TASK REQUIREMENTS → Go through the material below and copy all lines with "kratkih".

(Records contained in a dataset)
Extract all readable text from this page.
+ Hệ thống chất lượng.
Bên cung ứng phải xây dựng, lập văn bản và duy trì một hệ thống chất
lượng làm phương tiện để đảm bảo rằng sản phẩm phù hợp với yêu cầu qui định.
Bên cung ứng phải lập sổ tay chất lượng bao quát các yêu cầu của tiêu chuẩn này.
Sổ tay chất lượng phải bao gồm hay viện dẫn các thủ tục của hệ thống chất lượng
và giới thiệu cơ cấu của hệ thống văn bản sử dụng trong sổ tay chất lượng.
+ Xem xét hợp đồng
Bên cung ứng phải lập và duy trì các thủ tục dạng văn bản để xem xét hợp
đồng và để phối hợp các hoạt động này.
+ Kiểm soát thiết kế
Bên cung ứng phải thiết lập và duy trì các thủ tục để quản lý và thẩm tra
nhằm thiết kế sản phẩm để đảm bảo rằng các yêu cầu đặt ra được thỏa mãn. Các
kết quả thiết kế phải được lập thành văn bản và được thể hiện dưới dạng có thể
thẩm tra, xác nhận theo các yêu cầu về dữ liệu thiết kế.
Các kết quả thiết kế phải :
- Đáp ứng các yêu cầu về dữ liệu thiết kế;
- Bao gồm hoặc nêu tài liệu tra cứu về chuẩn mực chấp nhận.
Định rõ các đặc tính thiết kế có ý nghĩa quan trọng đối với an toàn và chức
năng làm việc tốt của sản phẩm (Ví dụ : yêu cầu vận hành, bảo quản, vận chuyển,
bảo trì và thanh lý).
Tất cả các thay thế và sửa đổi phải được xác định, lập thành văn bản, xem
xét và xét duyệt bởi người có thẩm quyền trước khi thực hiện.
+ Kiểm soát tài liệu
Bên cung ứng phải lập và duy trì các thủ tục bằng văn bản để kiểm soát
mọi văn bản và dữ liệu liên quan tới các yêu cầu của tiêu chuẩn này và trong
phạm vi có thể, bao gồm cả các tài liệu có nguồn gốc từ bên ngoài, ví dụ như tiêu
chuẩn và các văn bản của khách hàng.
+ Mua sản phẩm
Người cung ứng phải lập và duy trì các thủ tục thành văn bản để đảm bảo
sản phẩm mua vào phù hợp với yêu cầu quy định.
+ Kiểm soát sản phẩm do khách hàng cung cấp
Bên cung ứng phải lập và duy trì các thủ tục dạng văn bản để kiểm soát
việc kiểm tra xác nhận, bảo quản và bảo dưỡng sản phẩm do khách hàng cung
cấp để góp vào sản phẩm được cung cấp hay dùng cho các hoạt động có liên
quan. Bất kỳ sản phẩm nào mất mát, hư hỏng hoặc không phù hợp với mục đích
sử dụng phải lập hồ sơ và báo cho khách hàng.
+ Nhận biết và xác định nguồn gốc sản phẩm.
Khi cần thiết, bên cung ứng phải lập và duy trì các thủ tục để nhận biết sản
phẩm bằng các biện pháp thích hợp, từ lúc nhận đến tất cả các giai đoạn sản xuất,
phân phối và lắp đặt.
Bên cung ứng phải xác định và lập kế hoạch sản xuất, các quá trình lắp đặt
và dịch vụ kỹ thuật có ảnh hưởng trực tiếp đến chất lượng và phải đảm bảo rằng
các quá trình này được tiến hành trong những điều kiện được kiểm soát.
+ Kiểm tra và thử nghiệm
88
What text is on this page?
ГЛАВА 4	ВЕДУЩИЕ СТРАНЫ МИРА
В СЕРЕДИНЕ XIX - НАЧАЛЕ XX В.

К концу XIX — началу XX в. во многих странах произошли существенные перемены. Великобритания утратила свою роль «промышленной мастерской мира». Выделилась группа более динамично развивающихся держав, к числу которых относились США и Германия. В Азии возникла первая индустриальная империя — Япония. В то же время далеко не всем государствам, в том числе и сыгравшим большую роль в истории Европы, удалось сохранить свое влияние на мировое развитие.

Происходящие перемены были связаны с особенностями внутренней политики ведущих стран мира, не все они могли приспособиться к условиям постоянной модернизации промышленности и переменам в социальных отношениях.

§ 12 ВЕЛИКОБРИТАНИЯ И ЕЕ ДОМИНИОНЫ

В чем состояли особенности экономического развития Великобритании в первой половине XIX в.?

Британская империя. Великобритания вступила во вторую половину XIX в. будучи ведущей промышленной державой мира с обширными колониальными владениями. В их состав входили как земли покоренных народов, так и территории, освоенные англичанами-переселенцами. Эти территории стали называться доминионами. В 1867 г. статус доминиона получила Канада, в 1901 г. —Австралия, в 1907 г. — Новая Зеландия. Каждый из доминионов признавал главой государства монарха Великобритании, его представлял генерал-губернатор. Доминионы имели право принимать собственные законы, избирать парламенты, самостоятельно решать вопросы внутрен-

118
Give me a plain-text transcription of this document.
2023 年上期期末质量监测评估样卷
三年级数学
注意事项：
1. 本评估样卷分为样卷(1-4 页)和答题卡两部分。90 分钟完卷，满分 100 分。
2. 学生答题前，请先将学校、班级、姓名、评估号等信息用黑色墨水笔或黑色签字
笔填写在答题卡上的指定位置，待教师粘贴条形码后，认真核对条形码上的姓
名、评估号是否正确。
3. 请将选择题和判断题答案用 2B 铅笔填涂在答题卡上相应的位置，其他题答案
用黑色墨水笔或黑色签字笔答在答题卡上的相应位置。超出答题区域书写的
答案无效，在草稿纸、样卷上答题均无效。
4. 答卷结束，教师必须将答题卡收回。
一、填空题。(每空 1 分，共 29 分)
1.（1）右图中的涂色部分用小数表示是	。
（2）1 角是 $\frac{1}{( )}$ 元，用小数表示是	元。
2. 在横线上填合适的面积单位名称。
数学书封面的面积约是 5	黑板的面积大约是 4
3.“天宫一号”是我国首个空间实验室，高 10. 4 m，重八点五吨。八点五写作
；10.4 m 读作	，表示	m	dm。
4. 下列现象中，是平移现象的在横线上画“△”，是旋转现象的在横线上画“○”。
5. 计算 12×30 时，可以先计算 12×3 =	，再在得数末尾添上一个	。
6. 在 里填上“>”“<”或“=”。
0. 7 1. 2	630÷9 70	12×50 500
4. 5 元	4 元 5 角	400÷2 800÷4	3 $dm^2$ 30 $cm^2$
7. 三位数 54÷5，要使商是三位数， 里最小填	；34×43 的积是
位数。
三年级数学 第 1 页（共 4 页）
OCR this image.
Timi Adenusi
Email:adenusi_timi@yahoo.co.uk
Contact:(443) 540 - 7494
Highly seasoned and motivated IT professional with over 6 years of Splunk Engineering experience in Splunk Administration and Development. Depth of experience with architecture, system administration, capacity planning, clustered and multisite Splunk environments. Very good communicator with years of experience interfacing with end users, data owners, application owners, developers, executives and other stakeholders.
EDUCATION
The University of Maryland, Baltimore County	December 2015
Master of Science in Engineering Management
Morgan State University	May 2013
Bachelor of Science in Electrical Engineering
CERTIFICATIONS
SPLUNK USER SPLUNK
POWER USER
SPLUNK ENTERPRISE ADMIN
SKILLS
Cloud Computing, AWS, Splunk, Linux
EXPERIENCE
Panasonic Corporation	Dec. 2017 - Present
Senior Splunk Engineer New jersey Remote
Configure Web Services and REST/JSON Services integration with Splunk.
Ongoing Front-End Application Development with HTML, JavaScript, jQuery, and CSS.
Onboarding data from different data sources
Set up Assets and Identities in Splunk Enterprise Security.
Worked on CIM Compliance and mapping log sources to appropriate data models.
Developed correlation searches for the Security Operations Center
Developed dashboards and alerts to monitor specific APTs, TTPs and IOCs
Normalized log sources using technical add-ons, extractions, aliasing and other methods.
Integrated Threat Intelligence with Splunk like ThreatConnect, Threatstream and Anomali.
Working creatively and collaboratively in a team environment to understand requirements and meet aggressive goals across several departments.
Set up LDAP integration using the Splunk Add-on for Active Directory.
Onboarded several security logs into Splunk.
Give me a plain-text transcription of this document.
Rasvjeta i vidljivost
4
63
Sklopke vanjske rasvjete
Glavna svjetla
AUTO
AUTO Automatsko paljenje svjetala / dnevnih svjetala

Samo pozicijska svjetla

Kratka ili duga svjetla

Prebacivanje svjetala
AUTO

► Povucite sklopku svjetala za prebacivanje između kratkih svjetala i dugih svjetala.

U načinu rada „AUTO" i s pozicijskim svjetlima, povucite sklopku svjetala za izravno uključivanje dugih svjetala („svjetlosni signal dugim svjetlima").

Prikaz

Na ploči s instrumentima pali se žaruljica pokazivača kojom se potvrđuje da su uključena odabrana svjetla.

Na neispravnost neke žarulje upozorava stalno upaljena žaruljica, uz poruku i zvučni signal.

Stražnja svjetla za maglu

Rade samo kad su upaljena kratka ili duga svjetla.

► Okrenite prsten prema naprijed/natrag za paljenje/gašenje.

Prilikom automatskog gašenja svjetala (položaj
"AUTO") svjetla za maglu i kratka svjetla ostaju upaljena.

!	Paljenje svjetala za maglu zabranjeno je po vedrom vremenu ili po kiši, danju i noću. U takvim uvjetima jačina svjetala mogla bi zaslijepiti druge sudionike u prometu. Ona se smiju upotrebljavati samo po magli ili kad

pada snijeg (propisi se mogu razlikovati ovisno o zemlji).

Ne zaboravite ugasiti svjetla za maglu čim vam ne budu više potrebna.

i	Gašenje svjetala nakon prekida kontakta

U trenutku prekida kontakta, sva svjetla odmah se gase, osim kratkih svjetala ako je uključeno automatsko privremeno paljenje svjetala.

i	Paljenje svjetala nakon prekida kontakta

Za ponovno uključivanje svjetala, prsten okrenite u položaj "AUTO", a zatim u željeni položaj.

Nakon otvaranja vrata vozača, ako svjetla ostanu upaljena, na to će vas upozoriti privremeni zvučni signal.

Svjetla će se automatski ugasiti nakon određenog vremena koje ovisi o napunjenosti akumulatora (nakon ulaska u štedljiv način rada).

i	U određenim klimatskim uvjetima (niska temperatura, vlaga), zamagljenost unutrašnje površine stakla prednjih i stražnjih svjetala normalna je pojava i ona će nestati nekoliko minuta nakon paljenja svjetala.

SOLUTION FOR THIS PROBLEM →
► Povucite sklopku svjetala za prebacivanje između kratkih svjetala i dugih svjetala.
U trenutku prekida kontakta, sva svjetla odmah se gase, osim kratkih svjetala ako je uključeno automatsko privremeno paljenje svjetala.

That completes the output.